(Data excerpts)

◇ ◇ ◇ ◇ ◇ ◇ ◇

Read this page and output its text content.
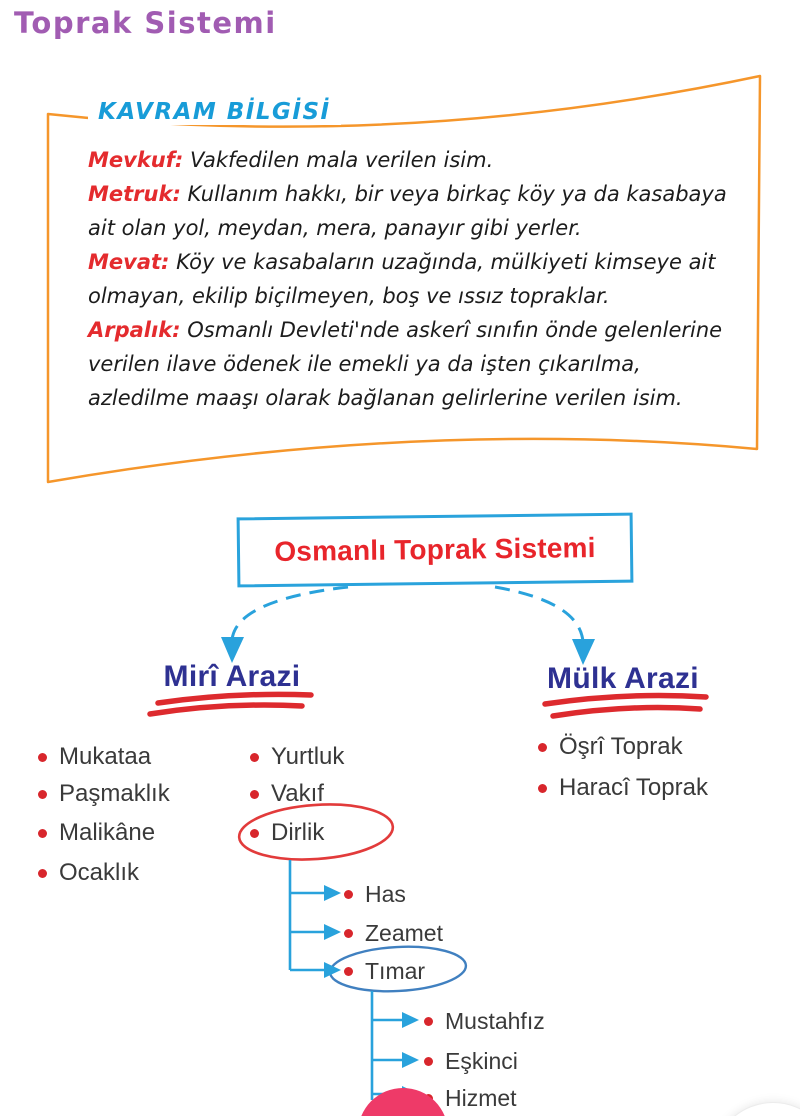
Toprak Sistemi
KAVRAM BİLGİSİ

Mevkuf: Vakfedilen mala verilen isim.

Metruk: Kullanım hakkı, bir veya birkaç köy ya da kasabaya ait olan yol, meydan, mera, panayır gibi yerler.

Mevat: Köy ve kasabaların uzağında, mülkiyeti kimseye ait olmayan, ekilip biçilmeyen, boş ve ıssız topraklar.

Arpalık: Osmanlı Devleti'nde askerî sınıfın önde gelenlerine verilen ilave ödenek ile emekli ya da işten çıkarılma, azledilme maaşı olarak bağlanan gelirlerine verilen isim.

Osmanlı Toprak Sistemi
Mirî Arazi	Mülk Arazi
Mukataa
Paşmaklık
Malikâne
Ocaklık
Yurtluk
Vakıf
Dirlik
Öşrî Toprak
Haracî Toprak
Has
Zeamet
Tımar
Mustahfız
Eşkinci
Hizmet
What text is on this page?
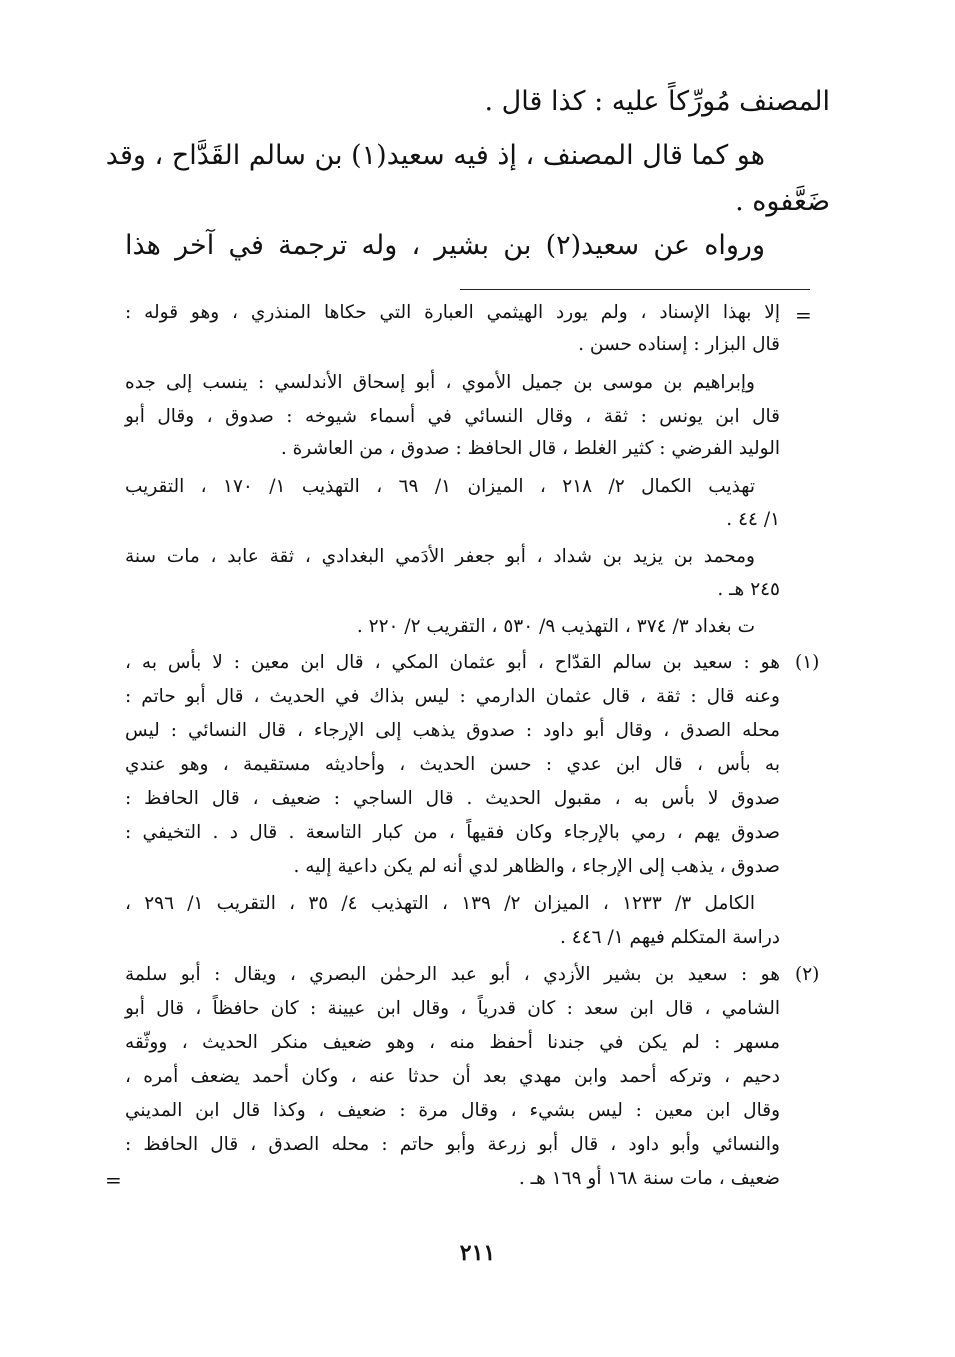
المصنف مُورِّكاً عليه : كذا قال .
هو كما قال المصنف ، إذ فيه سعيد(١) بن سالم القَدَّاح ، وقد
ضَعَّفوه .
ورواه عن سعيد(٢) بن بشير ، وله ترجمة في آخر هذا
=
إلا بهذا الإسناد ، ولم يورد الهيثمي العبارة التي حكاها المنذري ، وهو قوله :
قال البزار : إسناده حسن .
وإبراهيم بن موسى بن جميل الأموي ، أبو إسحاق الأندلسي : ينسب إلى جده
قال ابن يونس : ثقة ، وقال النسائي في أسماء شيوخه : صدوق ، وقال أبو
الوليد الفرضي : كثير الغلط ، قال الحافظ : صدوق ، من العاشرة .
تهذيب الكمال ٢/ ٢١٨ ، الميزان ١/ ٦٩ ، التهذيب ١/ ١٧٠ ، التقريب
١/ ٤٤ .
ومحمد بن يزيد بن شداد ، أبو جعفر الأدَمي البغدادي ، ثقة عابد ، مات سنة
٢٤٥ هـ .
ت بغداد ٣/ ٣٧٤ ، التهذيب ٩/ ٥٣٠ ، التقريب ٢/ ٢٢٠ .
(١)
هو : سعيد بن سالم القدّاح ، أبو عثمان المكي ، قال ابن معين : لا بأس به ،
وعنه قال : ثقة ، قال عثمان الدارمي : ليس بذاك في الحديث ، قال أبو حاتم :
محله الصدق ، وقال أبو داود : صدوق يذهب إلى الإرجاء ، قال النسائي : ليس
به بأس ، قال ابن عدي : حسن الحديث ، وأحاديثه مستقيمة ، وهو عندي
صدوق لا بأس به ، مقبول الحديث . قال الساجي : ضعيف ، قال الحافظ :
صدوق يهم ، رمي بالإرجاء وكان فقيهاً ، من كبار التاسعة . قال د . التخيفي :
صدوق ، يذهب إلى الإرجاء ، والظاهر لدي أنه لم يكن داعية إليه .
الكامل ٣/ ١٢٣٣ ، الميزان ٢/ ١٣٩ ، التهذيب ٤/ ٣٥ ، التقريب ١/ ٢٩٦ ،
دراسة المتكلم فيهم ١/ ٤٤٦ .
(٢)
هو : سعيد بن بشير الأزدي ، أبو عبد الرحمٰن البصري ، ويقال : أبو سلمة
الشامي ، قال ابن سعد : كان قدرياً ، وقال ابن عيينة : كان حافظاً ، قال أبو
مسهر : لم يكن في جندنا أحفظ منه ، وهو ضعيف منكر الحديث ، ووثّقه
دحيم ، وتركه أحمد وابن مهدي بعد أن حدثا عنه ، وكان أحمد يضعف أمره ،
وقال ابن معين : ليس بشيء ، وقال مرة : ضعيف ، وكذا قال ابن المديني
والنسائي وأبو داود ، قال أبو زرعة وأبو حاتم : محله الصدق ، قال الحافظ :
ضعيف ، مات سنة ١٦٨ أو ١٦٩ هـ .
=
٢١١
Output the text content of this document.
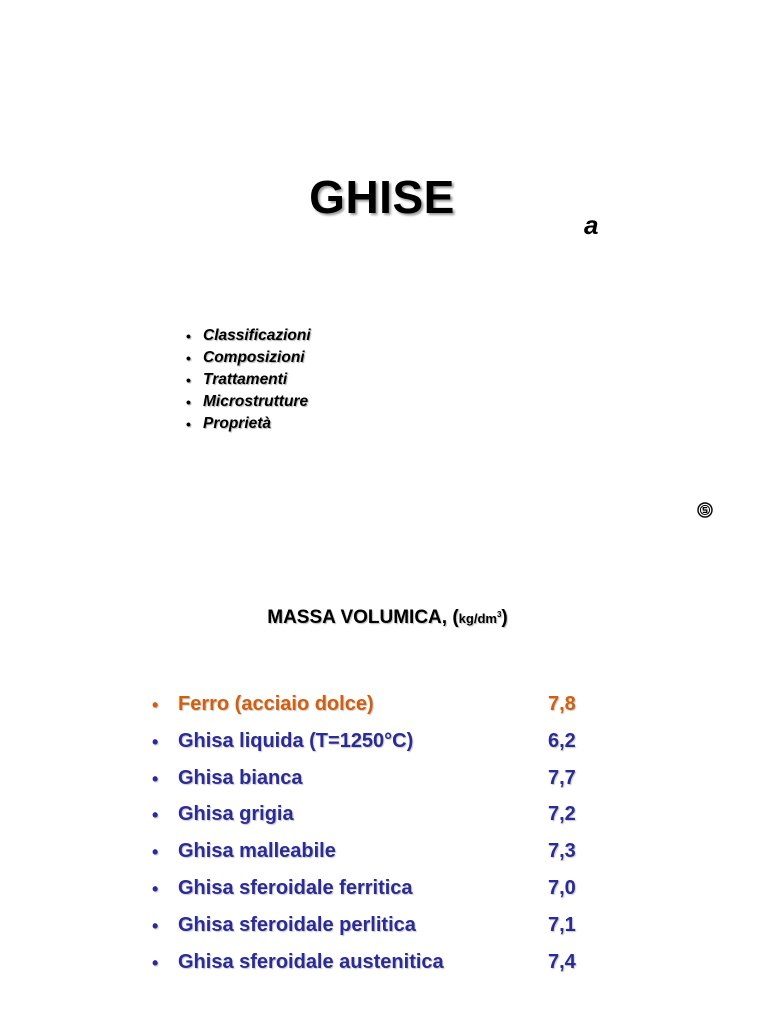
GHISE
a
• Classificazioni
• Composizioni
• Trattamenti
• Microstrutture
• Proprietà
MASSA VOLUMICA, $(kg/dm^3)$
• Ferro (acciaio dolce)	7,8
• Ghisa liquida (T=1250°C)	6,2
• Ghisa bianca	7,7
• Ghisa grigia	7,2
• Ghisa malleabile	7,3
• Ghisa sferoidale ferritica	7,0
• Ghisa sferoidale perlitica	7,1
• Ghisa sferoidale austenitica	7,4
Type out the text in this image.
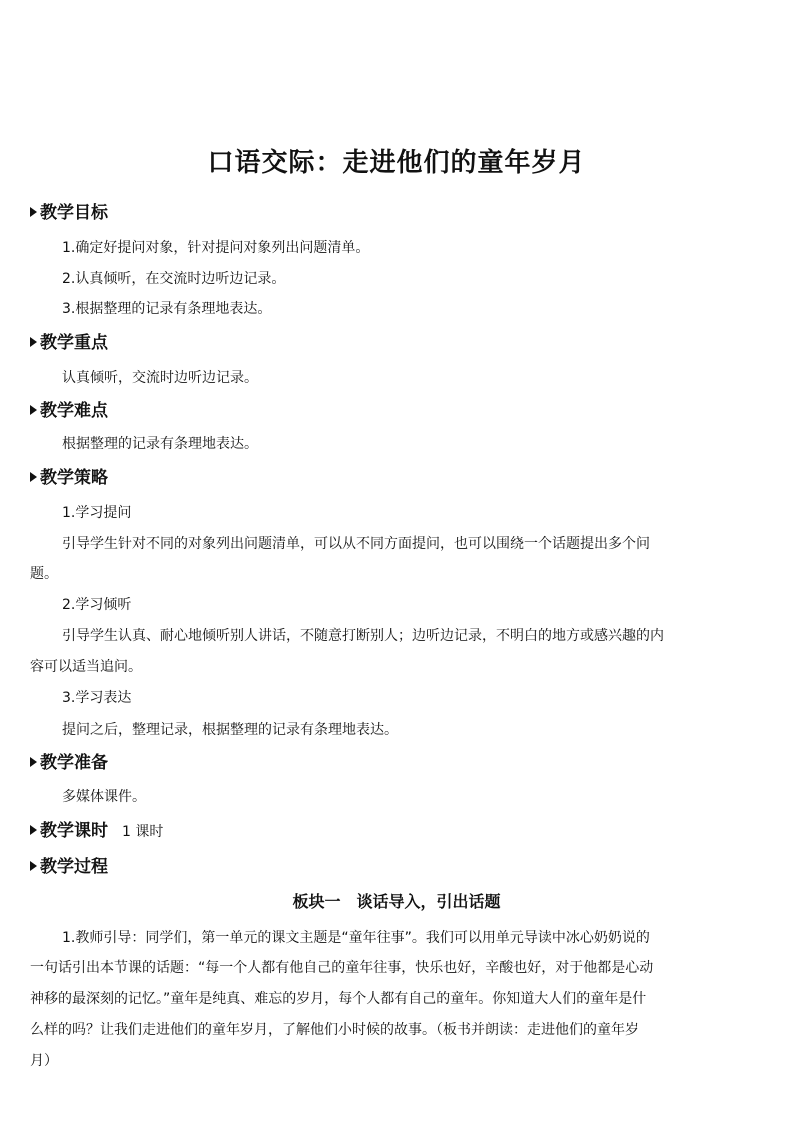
口语交际：走进他们的童年岁月
教学目标
1.确定好提问对象，针对提问对象列出问题清单。
2.认真倾听，在交流时边听边记录。
3.根据整理的记录有条理地表达。
教学重点
认真倾听，交流时边听边记录。
教学难点
根据整理的记录有条理地表达。
教学策略
1.学习提问
引导学生针对不同的对象列出问题清单，可以从不同方面提问，也可以围绕一个话题提出多个问
题。
2.学习倾听
引导学生认真、耐心地倾听别人讲话，不随意打断别人；边听边记录，不明白的地方或感兴趣的内
容可以适当追问。
3.学习表达
提问之后，整理记录，根据整理的记录有条理地表达。
教学准备
多媒体课件。
教学课时 1 课时
教学过程
板块一　谈话导入，引出话题
1.教师引导：同学们，第一单元的课文主题是“童年往事”。我们可以用单元导读中冰心奶奶说的
一句话引出本节课的话题：“每一个人都有他自己的童年往事，快乐也好，辛酸也好，对于他都是心动
神移的最深刻的记忆。”童年是纯真、难忘的岁月，每个人都有自己的童年。你知道大人们的童年是什
么样的吗？让我们走进他们的童年岁月，了解他们小时候的故事。（板书并朗读：走进他们的童年岁
月）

◇ ◇ ◇ ◇ ◇ ◇ ◇

> [DIRECTION]: All lines of the data above that include the word "وكان" must be shown.

> [TASK RESPONSE]:
صدوق يهم ، رمي بالإرجاء وكان فقيهاً ، من كبار التاسعة . قال د . التخيفي :
دحيم ، وتركه أحمد وابن مهدي بعد أن حدثا عنه ، وكان أحمد يضعف أمره ،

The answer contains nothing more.